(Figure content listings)
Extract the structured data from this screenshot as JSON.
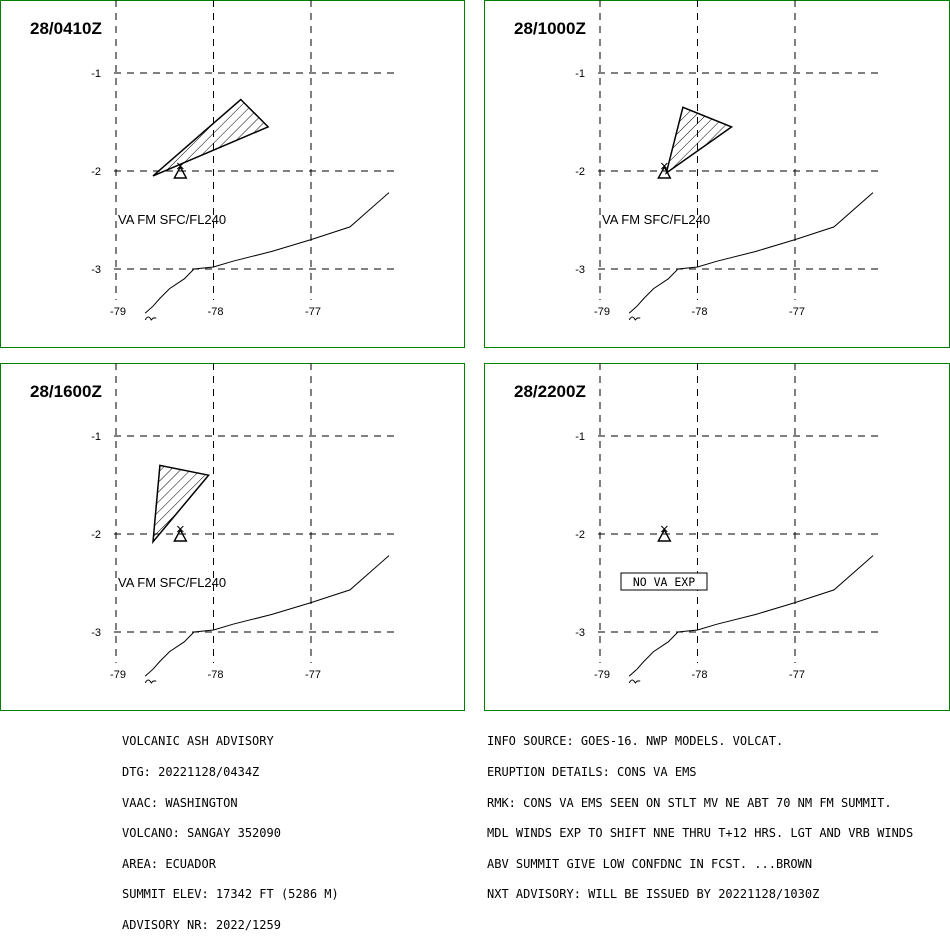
{
  "panels": [
    {
      "time": "28/0410Z",
      "ash_label": "VA FM SFC/FL240",
      "ash_polygon": [
        [
          -78.62,
          -2.05
        ],
        [
          -77.72,
          -1.27
        ],
        [
          -77.44,
          -1.55
        ],
        [
          -78.62,
          -2.05
        ]
      ]
    },
    {
      "time": "28/1000Z",
      "ash_label": "VA FM SFC/FL240",
      "ash_polygon": [
        [
          -78.32,
          -2.02
        ],
        [
          -78.15,
          -1.35
        ],
        [
          -77.65,
          -1.55
        ],
        [
          -78.32,
          -2.02
        ]
      ]
    },
    {
      "time": "28/1600Z",
      "ash_label": "VA FM SFC/FL240",
      "ash_polygon": [
        [
          -78.62,
          -2.08
        ],
        [
          -78.55,
          -1.3
        ],
        [
          -78.05,
          -1.4
        ],
        [
          -78.62,
          -2.08
        ]
      ]
    },
    {
      "time": "28/2200Z",
      "ash_label": "NO VA EXP",
      "ash_polygon": []
    }
  ],
  "map": {
    "lon_ticks": [
      "-79",
      "-78",
      "-77"
    ],
    "lat_ticks": [
      "-1",
      "-2",
      "-3"
    ],
    "lon_values": [
      -79,
      -78,
      -77
    ],
    "lat_values": [
      -1,
      -2,
      -3
    ],
    "volcano": {
      "lon": -78.34,
      "lat": -2.0
    },
    "coastline": [
      [
        -78.7,
        -3.45
      ],
      [
        -78.62,
        -3.38
      ],
      [
        -78.55,
        -3.3
      ],
      [
        -78.45,
        -3.2
      ],
      [
        -78.3,
        -3.1
      ],
      [
        -78.2,
        -3.0
      ],
      [
        -78.0,
        -2.98
      ],
      [
        -77.8,
        -2.92
      ],
      [
        -77.4,
        -2.82
      ],
      [
        -77.0,
        -2.7
      ],
      [
        -76.6,
        -2.57
      ],
      [
        -76.2,
        -2.22
      ]
    ]
  },
  "footer_left": [
    "VOLCANIC ASH ADVISORY",
    "DTG: 20221128/0434Z",
    "VAAC: WASHINGTON",
    "VOLCANO: SANGAY 352090",
    "AREA: ECUADOR",
    "SUMMIT ELEV: 17342 FT (5286 M)",
    "ADVISORY NR: 2022/1259"
  ],
  "footer_right": [
    "INFO SOURCE: GOES-16. NWP MODELS. VOLCAT.",
    "ERUPTION DETAILS: CONS VA EMS",
    "RMK: CONS VA EMS SEEN ON STLT MV NE ABT 70 NM FM SUMMIT.",
    "MDL WINDS EXP TO SHIFT NNE THRU T+12 HRS. LGT AND VRB WINDS",
    "ABV SUMMIT GIVE LOW CONFDNC IN FCST. ...BROWN",
    "NXT ADVISORY: WILL BE ISSUED BY 20221128/1030Z"
  ],
  "colors": {
    "panel_border": "#008000",
    "ink": "#000000",
    "background": "#ffffff"
  }
}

== Work to do ==
Search the preceding listing for the word "ADVISORY" and pull out every line that holds it.

== Task solution ==
    "VOLCANIC ASH ADVISORY",
    "ADVISORY NR: 2022/1259"
    "NXT ADVISORY: WILL BE ISSUED BY 20221128/1030Z"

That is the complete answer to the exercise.